(What you will do):
Copy out all the records, word for word.

(Entries):
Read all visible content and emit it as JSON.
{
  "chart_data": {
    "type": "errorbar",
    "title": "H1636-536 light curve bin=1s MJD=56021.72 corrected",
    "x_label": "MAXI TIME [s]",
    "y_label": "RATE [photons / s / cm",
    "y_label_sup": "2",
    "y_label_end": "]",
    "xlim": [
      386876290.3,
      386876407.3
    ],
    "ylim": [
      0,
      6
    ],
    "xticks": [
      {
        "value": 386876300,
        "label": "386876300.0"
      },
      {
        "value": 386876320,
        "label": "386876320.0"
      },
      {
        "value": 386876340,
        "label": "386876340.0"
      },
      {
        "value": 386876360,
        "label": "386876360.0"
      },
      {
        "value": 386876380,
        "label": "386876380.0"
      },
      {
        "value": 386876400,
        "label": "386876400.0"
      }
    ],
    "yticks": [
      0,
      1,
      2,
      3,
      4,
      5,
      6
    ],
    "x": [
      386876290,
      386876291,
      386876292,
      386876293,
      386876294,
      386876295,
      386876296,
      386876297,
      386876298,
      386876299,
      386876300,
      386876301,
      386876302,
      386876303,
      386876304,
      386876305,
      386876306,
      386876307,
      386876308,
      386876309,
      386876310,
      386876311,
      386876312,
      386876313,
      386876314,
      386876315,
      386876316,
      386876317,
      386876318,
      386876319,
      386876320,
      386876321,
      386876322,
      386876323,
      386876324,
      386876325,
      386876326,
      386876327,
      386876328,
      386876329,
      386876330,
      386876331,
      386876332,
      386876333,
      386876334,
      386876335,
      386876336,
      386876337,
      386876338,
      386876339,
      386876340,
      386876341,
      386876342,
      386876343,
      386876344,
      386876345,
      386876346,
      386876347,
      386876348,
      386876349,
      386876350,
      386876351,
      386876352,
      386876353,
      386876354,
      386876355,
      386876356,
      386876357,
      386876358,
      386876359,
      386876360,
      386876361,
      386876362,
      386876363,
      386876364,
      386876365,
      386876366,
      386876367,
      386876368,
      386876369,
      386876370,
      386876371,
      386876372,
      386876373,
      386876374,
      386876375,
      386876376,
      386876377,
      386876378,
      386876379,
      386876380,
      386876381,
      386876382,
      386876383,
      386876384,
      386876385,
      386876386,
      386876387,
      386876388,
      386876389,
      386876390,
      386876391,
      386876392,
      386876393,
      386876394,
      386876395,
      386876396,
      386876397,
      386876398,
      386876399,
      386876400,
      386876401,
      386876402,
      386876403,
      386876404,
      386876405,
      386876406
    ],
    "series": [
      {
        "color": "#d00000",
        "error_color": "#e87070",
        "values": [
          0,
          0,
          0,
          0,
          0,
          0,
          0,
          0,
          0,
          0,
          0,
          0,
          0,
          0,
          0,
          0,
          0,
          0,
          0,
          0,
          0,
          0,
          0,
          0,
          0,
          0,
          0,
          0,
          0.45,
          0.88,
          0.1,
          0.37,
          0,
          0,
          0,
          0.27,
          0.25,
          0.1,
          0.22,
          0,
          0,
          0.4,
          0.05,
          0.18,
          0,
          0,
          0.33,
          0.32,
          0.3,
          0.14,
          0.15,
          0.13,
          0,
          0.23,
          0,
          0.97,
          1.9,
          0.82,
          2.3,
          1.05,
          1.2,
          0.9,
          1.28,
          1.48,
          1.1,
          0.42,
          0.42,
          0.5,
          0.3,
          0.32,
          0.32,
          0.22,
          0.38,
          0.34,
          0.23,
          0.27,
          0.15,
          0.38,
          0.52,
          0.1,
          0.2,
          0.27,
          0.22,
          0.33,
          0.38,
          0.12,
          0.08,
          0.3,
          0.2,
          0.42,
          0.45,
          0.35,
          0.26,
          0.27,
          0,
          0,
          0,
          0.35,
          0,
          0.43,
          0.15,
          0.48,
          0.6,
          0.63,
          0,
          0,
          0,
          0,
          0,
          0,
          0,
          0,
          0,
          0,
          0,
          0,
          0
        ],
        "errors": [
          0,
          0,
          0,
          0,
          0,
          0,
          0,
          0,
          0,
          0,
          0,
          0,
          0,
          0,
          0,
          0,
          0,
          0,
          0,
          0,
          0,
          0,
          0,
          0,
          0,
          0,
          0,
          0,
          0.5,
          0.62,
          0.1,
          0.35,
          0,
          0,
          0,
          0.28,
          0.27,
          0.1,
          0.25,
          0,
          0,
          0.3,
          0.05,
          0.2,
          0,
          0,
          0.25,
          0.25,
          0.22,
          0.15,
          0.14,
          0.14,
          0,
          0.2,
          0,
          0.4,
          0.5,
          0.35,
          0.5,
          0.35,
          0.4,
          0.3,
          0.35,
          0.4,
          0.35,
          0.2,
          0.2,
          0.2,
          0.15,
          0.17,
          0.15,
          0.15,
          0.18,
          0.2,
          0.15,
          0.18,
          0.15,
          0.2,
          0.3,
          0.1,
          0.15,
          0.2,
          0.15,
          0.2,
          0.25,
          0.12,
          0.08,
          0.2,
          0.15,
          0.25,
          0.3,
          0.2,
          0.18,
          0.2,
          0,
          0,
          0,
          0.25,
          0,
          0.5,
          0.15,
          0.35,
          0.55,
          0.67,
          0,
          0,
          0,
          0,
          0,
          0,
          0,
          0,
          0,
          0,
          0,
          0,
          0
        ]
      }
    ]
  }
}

(The answer):
Read all visible content and emit it as JSON.
{
  "chart_data": {
    "type": "errorbar",
    "title": "H1636-536 light curve bin=1s MJD=56021.72 corrected",
    "x_label": "MAXI TIME [s]",
    "y_label": "RATE [photons / s / cm",
    "y_label_sup": "2",
    "y_label_end": "]",
    "xlim": [
      386876290.3,
      386876407.3
    ],
    "ylim": [
      0,
      6
    ],
    "xticks": [
      {
        "value": 386876300,
        "label": "386876300.0"
      },
      {
        "value": 386876320,
        "label": "386876320.0"
      },
      {
        "value": 386876340,
        "label": "386876340.0"
      },
      {
        "value": 386876360,
        "label": "386876360.0"
      },
      {
        "value": 386876380,
        "label": "386876380.0"
      },
      {
        "value": 386876400,
        "label": "386876400.0"
      }
    ],
    "yticks": [
      0,
      1,
      2,
      3,
      4,
      5,
      6
    ],
    "x": [
      386876290,
      386876291,
      386876292,
      386876293,
      386876294,
      386876295,
      386876296,
      386876297,
      386876298,
      386876299,
      386876300,
      386876301,
      386876302,
      386876303,
      386876304,
      386876305,
      386876306,
      386876307,
      386876308,
      386876309,
      386876310,
      386876311,
      386876312,
      386876313,
      386876314,
      386876315,
      386876316,
      386876317,
      386876318,
      386876319,
      386876320,
      386876321,
      386876322,
      386876323,
      386876324,
      386876325,
      386876326,
      386876327,
      386876328,
      386876329,
      386876330,
      386876331,
      386876332,
      386876333,
      386876334,
      386876335,
      386876336,
      386876337,
      386876338,
      386876339,
      386876340,
      386876341,
      386876342,
      386876343,
      386876344,
      386876345,
      386876346,
      386876347,
      386876348,
      386876349,
      386876350,
      386876351,
      386876352,
      386876353,
      386876354,
      386876355,
      386876356,
      386876357,
      386876358,
      386876359,
      386876360,
      386876361,
      386876362,
      386876363,
      386876364,
      386876365,
      386876366,
      386876367,
      386876368,
      386876369,
      386876370,
      386876371,
      386876372,
      386876373,
      386876374,
      386876375,
      386876376,
      386876377,
      386876378,
      386876379,
      386876380,
      386876381,
      386876382,
      386876383,
      386876384,
      386876385,
      386876386,
      386876387,
      386876388,
      386876389,
      386876390,
      386876391,
      386876392,
      386876393,
      386876394,
      386876395,
      386876396,
      386876397,
      386876398,
      386876399,
      386876400,
      386876401,
      386876402,
      386876403,
      386876404,
      386876405,
      386876406
    ],
    "series": [
      {
        "color": "#d00000",
        "error_color": "#e87070",
        "values": [
          0,
          0,
          0,
          0,
          0,
          0,
          0,
          0,
          0,
          0,
          0,
          0,
          0,
          0,
          0,
          0,
          0,
          0,
          0,
          0,
          0,
          0,
          0,
          0,
          0,
          0,
          0,
          0,
          0.45,
          0.88,
          0.1,
          0.37,
          0,
          0,
          0,
          0.27,
          0.25,
          0.1,
          0.22,
          0,
          0,
          0.4,
          0.05,
          0.18,
          0,
          0,
          0.33,
          0.32,
          0.3,
          0.14,
          0.15,
          0.13,
          0,
          0.23,
          0,
          0.97,
          1.9,
          0.82,
          2.3,
          1.05,
          1.2,
          0.9,
          1.28,
          1.48,
          1.1,
          0.42,
          0.42,
          0.5,
          0.3,
          0.32,
          0.32,
          0.22,
          0.38,
          0.34,
          0.23,
          0.27,
          0.15,
          0.38,
          0.52,
          0.1,
          0.2,
          0.27,
          0.22,
          0.33,
          0.38,
          0.12,
          0.08,
          0.3,
          0.2,
          0.42,
          0.45,
          0.35,
          0.26,
          0.27,
          0,
          0,
          0,
          0.35,
          0,
          0.43,
          0.15,
          0.48,
          0.6,
          0.63,
          0,
          0,
          0,
          0,
          0,
          0,
          0,
          0,
          0,
          0,
          0,
          0,
          0
        ],
        "errors": [
          0,
          0,
          0,
          0,
          0,
          0,
          0,
          0,
          0,
          0,
          0,
          0,
          0,
          0,
          0,
          0,
          0,
          0,
          0,
          0,
          0,
          0,
          0,
          0,
          0,
          0,
          0,
          0,
          0.5,
          0.62,
          0.1,
          0.35,
          0,
          0,
          0,
          0.28,
          0.27,
          0.1,
          0.25,
          0,
          0,
          0.3,
          0.05,
          0.2,
          0,
          0,
          0.25,
          0.25,
          0.22,
          0.15,
          0.14,
          0.14,
          0,
          0.2,
          0,
          0.4,
          0.5,
          0.35,
          0.5,
          0.35,
          0.4,
          0.3,
          0.35,
          0.4,
          0.35,
          0.2,
          0.2,
          0.2,
          0.15,
          0.17,
          0.15,
          0.15,
          0.18,
          0.2,
          0.15,
          0.18,
          0.15,
          0.2,
          0.3,
          0.1,
          0.15,
          0.2,
          0.15,
          0.2,
          0.25,
          0.12,
          0.08,
          0.2,
          0.15,
          0.25,
          0.3,
          0.2,
          0.18,
          0.2,
          0,
          0,
          0,
          0.25,
          0,
          0.5,
          0.15,
          0.35,
          0.55,
          0.67,
          0,
          0,
          0,
          0,
          0,
          0,
          0,
          0,
          0,
          0,
          0,
          0,
          0
        ]
      }
    ]
  }
}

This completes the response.